#### SELECTED EXTRACT
------------------------------

Did you remove Fedora before you started? If not then you're seeing the Fedora partitions. One would be a boot sector (EFI), the other a swap partition, and the big one your main partition.

If you did remove Fedora and reformat that disk, then Windows possibly used all available hardware. Boot Windows and see if there's a second HDD available. If so, the easiest way to fix it is to run the install again and pick where it is installed, rather than just letting it do its own thing. I say it's easier, because it looks like it put the boot sector on the second HDD and created a swap file partition. That's my guess anyways.

I advise you to install a separate boot sector for each OS on its own HDD. If you try to use one drive then Windows occasionally fubars the Linux boot sector. Then just use boot options to choose which you want to boot into at post.

[–] R2DPru 7 points 8 months ago (2 children)

Is it possible that disk 1 is your old Linux install? I notice that it doesn’t specify NTFS for the partition type so perhaps you’re just seeing your old EXT partition? If you’re not afraid to lose that data, run diskpart from the cmd, then type “select disk 1” then “clean”. That will wipe it of any partitions and allow you to start fresh.

------------------------------

#### MATERIAL SUPPLIED
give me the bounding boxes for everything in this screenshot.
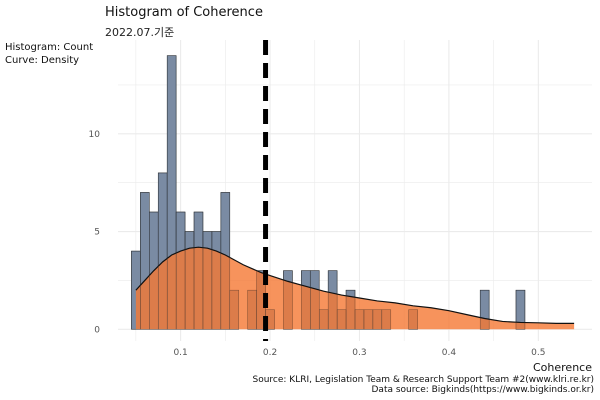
histogram-bar-outline [515,289,526,330]
x-tick-label: 0.2 [263,348,277,358]
x-tick-label: 0.5 [531,348,545,358]
histogram-bar-outline [310,270,320,330]
histogram-bar-outline [327,270,338,330]
histogram-bar-outline [408,309,418,330]
density-curve [135,246,575,325]
caption-data-source: Data source: Bigkinds(https://www.bigkin… [371,385,595,395]
histogram-bar-outline [229,289,239,330]
chart-title: Histogram of Coherence [105,5,263,20]
histogram-bar-outline [166,55,177,330]
x-tick-label: 0.3 [352,348,366,358]
density-area [135,247,575,330]
caption-source: Source: KLRI, Legislation Team & Researc… [252,375,594,385]
y-label-line-histogram: Histogram: Count [5,42,94,53]
density-layer [131,55,575,330]
x-tick-label: 0.1 [173,348,187,358]
histogram-bar-outline [381,309,391,330]
tick-labels: 0.1 0.2 0.3 0.4 0.5 0 5 10 [89,130,546,358]
histogram-bar-outline [283,270,293,330]
y-tick-label: 10 [89,130,101,140]
y-tick-label: 0 [94,325,100,335]
x-tick-label: 0.4 [442,348,457,358]
y-tick-label: 5 [94,228,100,238]
y-axis-label: Histogram: Count Curve: Density [5,41,93,67]
caption: Source: KLRI, Legislation Team & Researc… [252,375,594,395]
chart-subtitle: 2022.07.기준 [105,26,175,39]
y-label-line-curve: Curve: Density [5,55,80,66]
histogram-bar-outline [220,192,230,330]
x-axis-label: Coherence [533,361,592,374]
histogram-bar-outline [480,289,490,330]
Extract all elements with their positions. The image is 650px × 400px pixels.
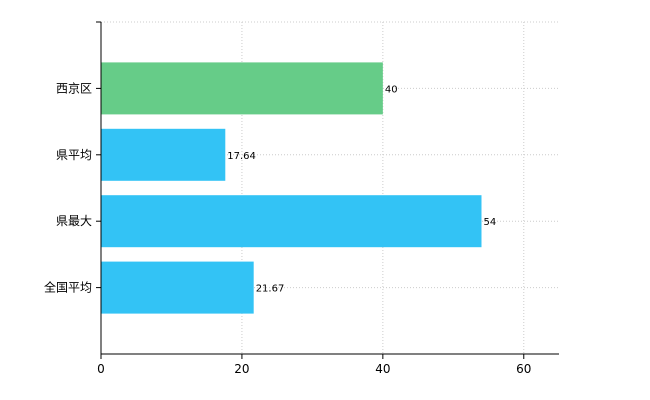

------------------------------

#### WRITTEN EXERCISE
Reproduce, word for word, the forum replies about leftover Fedora partitions and a second drive.

#### SOLUTION
Did you remove Fedora before you started? If not then you're seeing the Fedora partitions. One would be a boot sector (EFI), the other a swap partition, and the big one your main partition.

If you did remove Fedora and reformat that disk, then Windows possibly used all available hardware. Boot Windows and see if there's a second HDD available. If so, the easiest way to fix it is to run the install again and pick where it is installed, rather than just letting it do its own thing. I say it's easier, because it looks like it put the boot sector on the second HDD and created a swap file partition. That's my guess anyways.

I advise you to install a separate boot sector for each OS on its own HDD. If you try to use one drive then Windows occasionally fubars the Linux boot sector. Then just use boot options to choose which you want to boot into at post.

[–] R2DPru 7 points 8 months ago (2 children)

Is it possible that disk 1 is your old Linux install? I notice that it doesn’t specify NTFS for the partition type so perhaps you’re just seeing your old EXT partition? If you’re not afraid to lose that data, run diskpart from the cmd, then type “select disk 1” then “clean”. That will wipe it of any partitions and allow you to start fresh.